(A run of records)
==================================================

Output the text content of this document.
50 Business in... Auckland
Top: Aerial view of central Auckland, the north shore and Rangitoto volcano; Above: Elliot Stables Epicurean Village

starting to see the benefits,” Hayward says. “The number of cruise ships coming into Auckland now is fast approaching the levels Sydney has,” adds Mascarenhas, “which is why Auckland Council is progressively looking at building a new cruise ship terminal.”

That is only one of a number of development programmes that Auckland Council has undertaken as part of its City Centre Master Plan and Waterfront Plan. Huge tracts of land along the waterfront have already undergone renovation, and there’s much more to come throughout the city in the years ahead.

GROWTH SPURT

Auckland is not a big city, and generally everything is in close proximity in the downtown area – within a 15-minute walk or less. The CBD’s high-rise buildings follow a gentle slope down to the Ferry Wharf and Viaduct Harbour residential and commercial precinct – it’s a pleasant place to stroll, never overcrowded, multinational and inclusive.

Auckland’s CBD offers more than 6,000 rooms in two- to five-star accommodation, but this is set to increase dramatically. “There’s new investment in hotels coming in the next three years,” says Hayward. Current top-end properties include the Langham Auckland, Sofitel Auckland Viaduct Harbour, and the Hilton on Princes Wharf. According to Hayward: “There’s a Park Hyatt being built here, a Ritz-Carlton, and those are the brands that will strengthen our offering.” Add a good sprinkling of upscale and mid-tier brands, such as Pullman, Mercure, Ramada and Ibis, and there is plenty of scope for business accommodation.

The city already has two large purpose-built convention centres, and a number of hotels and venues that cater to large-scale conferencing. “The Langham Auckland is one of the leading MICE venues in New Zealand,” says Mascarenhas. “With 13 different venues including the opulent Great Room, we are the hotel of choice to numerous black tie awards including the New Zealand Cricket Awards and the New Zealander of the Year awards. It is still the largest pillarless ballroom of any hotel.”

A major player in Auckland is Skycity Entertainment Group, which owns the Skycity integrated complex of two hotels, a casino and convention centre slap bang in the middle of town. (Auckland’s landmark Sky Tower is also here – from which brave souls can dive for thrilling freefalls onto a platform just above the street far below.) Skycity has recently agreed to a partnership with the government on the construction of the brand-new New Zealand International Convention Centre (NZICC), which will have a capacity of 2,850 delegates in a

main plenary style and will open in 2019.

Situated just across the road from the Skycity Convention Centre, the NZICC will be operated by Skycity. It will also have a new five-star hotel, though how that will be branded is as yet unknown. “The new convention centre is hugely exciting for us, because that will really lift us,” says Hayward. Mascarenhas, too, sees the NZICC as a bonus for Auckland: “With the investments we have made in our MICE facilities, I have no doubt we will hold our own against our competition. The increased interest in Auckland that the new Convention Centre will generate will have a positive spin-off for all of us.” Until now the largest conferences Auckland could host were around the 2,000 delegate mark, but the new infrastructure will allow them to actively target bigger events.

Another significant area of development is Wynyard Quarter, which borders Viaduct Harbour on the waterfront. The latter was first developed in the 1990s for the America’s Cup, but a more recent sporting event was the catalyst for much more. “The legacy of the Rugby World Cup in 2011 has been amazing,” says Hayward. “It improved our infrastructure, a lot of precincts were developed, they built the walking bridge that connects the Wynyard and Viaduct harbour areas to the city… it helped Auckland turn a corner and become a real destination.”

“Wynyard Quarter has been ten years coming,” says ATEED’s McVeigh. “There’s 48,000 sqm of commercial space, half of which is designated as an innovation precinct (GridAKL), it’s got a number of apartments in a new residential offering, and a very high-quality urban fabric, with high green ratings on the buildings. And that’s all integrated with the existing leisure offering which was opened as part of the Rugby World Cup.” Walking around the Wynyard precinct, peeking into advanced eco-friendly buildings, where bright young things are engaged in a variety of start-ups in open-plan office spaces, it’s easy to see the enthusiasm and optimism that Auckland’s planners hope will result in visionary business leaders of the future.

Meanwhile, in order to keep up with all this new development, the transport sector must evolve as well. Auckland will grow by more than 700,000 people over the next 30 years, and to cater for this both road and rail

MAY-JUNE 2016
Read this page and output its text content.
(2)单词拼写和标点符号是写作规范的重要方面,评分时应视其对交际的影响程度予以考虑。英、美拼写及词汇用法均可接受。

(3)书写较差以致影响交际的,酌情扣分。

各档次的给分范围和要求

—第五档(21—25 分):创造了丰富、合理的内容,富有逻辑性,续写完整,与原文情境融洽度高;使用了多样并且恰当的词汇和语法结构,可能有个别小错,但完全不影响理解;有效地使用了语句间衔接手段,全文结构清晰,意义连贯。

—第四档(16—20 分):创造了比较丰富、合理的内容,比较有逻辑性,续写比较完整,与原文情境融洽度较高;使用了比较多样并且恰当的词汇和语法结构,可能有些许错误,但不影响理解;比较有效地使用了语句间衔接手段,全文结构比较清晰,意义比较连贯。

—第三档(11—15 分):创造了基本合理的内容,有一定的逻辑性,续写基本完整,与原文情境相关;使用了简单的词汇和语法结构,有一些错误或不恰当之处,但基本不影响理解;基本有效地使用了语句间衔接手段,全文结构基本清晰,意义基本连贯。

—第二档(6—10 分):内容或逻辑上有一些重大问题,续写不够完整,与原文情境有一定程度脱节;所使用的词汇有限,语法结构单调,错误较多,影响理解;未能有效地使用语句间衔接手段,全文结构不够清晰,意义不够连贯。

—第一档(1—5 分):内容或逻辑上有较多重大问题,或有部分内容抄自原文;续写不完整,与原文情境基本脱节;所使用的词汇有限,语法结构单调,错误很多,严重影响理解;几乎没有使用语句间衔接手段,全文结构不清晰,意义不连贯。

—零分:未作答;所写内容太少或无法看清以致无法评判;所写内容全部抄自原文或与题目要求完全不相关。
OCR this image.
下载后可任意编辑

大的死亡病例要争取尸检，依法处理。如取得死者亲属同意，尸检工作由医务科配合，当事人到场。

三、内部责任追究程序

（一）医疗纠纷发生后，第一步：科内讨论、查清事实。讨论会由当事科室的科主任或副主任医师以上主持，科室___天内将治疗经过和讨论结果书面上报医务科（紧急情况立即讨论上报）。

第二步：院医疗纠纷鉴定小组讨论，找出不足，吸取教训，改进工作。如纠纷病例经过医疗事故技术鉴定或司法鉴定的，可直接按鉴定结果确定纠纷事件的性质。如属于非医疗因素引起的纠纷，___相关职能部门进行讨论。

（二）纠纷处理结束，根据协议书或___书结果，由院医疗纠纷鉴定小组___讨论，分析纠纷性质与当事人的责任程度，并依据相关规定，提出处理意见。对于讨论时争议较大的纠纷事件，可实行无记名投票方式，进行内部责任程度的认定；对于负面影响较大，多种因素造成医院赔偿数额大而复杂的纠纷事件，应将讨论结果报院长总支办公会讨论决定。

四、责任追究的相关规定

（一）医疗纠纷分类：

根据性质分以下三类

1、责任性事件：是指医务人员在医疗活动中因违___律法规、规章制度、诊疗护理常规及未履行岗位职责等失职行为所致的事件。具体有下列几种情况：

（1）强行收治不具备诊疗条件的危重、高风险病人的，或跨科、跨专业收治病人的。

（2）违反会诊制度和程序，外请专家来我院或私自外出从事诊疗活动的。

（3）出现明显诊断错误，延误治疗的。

==================================================

[WHAT YOU SHOULD DO]
Choose all lines containing the string "residential" and copy them out.

[TASK SOLUTION]
Auckland is not a big city, and generally everything is in close proximity in the downtown area – within a 15-minute walk or less. The CBD’s high-rise buildings follow a gentle slope down to the Ferry Wharf and Viaduct Harbour residential and commercial precinct – it’s a pleasant place to stroll, never overcrowded, multinational and inclusive.
“Wynyard Quarter has been ten years coming,” says ATEED’s McVeigh. “There’s 48,000 sqm of commercial space, half of which is designated as an innovation precinct (GridAKL), it’s got a number of apartments in a new residential offering, and a very high-quality urban fabric, with high green ratings on the buildings. And that’s all integrated with the existing leisure offering which was opened as part of the Rugby World Cup.” Walking around the Wynyard precinct, peeking into advanced eco-friendly buildings, where bright young things are engaged in a variety of start-ups in open-plan office spaces, it’s easy to see the enthusiasm and optimism that Auckland’s planners hope will result in visionary business leaders of the future.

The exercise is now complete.